(Goal of the exercise) Wherever a line holds the string "CANLI", copy that line.

(Part of a data file)
——————
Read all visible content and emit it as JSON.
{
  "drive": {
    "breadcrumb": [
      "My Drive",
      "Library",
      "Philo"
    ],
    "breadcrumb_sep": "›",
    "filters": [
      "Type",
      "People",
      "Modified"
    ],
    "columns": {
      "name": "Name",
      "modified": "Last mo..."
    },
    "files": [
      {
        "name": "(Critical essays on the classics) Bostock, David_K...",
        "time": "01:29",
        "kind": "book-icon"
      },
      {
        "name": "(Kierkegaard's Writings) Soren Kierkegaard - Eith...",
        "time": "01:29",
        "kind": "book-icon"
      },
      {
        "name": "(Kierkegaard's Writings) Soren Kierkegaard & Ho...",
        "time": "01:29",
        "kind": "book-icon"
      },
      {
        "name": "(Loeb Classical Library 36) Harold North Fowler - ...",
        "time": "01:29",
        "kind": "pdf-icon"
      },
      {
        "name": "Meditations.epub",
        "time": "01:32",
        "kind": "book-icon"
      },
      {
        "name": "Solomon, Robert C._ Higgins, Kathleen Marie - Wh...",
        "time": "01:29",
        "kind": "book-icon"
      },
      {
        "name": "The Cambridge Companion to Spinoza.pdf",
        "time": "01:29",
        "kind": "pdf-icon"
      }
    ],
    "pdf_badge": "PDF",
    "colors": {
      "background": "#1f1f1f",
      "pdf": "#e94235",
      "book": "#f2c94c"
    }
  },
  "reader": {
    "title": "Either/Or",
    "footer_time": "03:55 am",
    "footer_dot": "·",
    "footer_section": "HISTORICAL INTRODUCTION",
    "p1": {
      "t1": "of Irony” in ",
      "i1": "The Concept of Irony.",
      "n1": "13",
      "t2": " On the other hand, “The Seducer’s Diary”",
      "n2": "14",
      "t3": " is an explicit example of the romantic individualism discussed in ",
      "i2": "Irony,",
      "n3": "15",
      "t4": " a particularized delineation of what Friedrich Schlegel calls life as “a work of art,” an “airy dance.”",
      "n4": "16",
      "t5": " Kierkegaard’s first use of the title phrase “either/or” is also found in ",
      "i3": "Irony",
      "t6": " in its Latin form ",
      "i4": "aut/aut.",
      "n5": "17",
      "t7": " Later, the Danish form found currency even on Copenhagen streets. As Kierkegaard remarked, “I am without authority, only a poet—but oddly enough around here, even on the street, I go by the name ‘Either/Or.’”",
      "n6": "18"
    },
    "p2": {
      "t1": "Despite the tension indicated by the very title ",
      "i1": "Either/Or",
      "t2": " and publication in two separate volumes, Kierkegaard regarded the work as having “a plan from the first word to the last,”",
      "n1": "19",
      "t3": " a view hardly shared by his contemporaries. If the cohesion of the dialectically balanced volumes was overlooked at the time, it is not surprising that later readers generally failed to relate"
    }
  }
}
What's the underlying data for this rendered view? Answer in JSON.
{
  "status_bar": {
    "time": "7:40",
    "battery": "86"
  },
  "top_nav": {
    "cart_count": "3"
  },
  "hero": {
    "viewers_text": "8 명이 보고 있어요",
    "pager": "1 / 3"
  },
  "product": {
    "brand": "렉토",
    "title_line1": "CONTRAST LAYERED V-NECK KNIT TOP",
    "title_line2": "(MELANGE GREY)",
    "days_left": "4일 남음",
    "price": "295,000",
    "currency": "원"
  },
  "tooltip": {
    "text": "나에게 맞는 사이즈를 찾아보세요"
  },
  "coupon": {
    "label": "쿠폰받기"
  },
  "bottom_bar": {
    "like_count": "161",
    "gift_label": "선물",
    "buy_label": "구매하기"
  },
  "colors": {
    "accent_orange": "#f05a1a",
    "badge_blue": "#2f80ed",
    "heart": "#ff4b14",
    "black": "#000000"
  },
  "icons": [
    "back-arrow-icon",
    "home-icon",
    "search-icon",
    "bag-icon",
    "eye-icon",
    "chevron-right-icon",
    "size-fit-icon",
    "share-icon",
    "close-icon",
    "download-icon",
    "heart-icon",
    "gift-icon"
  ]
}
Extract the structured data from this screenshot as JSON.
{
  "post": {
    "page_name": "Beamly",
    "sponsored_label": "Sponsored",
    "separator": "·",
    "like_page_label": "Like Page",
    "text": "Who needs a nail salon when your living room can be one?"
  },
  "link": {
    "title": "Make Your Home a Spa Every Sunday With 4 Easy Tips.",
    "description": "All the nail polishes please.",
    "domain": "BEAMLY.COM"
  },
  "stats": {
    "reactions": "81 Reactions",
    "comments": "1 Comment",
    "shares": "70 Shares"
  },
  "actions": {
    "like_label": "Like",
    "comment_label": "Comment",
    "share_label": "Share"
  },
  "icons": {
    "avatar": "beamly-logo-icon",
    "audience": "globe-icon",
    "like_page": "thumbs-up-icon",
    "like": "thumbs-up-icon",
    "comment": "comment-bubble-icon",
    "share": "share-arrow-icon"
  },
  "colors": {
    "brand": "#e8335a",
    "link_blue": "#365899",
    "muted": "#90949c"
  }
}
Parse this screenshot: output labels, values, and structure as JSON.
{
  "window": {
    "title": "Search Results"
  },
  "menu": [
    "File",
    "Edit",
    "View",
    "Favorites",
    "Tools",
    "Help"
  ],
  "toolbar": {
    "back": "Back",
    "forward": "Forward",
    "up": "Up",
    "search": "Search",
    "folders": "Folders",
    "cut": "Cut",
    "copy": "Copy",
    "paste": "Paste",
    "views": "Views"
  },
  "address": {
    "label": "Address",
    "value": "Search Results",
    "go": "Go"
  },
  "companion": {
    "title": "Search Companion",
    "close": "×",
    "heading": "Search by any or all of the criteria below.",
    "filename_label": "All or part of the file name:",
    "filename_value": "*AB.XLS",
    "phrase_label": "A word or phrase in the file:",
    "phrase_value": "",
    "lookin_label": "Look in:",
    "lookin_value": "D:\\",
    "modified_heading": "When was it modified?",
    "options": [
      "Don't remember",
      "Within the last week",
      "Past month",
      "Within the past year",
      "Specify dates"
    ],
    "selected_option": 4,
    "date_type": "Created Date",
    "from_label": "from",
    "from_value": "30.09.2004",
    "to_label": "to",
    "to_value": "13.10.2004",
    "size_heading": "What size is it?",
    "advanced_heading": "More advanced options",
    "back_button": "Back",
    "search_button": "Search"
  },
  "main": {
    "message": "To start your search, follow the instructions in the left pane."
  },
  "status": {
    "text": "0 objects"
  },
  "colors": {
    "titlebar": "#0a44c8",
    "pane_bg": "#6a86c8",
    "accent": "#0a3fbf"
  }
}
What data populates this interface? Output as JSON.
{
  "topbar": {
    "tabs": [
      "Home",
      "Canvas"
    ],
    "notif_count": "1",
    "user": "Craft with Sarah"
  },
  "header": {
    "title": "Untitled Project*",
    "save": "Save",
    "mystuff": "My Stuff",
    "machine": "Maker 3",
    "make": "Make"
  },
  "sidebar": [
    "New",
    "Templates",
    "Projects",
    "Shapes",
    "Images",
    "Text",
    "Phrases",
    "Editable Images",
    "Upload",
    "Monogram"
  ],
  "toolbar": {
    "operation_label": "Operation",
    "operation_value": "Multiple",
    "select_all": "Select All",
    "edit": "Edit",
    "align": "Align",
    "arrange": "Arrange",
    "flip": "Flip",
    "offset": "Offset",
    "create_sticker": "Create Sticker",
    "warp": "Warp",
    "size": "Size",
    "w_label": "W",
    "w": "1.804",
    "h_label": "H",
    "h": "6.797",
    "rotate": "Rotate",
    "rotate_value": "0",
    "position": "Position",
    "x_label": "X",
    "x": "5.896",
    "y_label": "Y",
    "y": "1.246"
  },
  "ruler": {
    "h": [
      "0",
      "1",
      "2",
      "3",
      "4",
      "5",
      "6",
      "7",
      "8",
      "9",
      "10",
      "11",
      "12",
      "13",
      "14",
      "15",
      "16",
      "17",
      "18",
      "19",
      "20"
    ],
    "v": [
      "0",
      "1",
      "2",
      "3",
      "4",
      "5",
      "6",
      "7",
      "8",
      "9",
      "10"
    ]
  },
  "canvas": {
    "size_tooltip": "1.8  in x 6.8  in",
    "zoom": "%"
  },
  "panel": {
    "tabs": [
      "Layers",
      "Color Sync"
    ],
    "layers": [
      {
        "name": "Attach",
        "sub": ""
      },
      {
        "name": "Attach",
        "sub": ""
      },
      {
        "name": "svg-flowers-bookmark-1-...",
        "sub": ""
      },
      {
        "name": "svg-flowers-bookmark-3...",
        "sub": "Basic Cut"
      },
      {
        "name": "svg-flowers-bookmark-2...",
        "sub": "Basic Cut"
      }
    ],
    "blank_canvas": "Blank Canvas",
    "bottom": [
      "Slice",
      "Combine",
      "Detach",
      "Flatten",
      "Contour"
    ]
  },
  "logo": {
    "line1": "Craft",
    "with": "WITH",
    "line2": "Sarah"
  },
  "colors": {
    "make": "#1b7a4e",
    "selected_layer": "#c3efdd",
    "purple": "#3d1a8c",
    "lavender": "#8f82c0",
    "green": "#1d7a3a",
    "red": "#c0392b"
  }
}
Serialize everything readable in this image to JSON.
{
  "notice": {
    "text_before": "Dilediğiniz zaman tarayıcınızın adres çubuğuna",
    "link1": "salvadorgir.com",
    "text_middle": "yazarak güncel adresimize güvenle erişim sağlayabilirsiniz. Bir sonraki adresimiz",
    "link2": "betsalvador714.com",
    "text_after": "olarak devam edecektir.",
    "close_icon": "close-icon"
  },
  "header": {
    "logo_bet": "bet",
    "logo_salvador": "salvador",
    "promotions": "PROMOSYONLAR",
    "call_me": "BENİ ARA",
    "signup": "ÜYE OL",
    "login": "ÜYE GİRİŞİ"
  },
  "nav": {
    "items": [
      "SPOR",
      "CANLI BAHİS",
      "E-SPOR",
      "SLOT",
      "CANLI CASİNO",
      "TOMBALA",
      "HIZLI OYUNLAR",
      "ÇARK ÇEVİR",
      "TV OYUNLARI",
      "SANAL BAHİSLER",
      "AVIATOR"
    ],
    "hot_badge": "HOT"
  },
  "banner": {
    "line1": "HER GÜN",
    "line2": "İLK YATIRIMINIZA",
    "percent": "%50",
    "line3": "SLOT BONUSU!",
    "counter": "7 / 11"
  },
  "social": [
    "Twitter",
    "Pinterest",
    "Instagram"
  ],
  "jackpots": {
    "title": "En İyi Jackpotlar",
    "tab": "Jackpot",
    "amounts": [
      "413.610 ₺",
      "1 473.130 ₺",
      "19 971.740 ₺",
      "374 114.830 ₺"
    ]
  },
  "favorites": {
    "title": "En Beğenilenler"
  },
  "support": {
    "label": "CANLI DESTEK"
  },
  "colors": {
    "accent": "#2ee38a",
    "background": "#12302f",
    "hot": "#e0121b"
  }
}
——————
(Result)
      "CANLI BAHİS",
      "CANLI CASİNO",
    "label": "CANLI DESTEK"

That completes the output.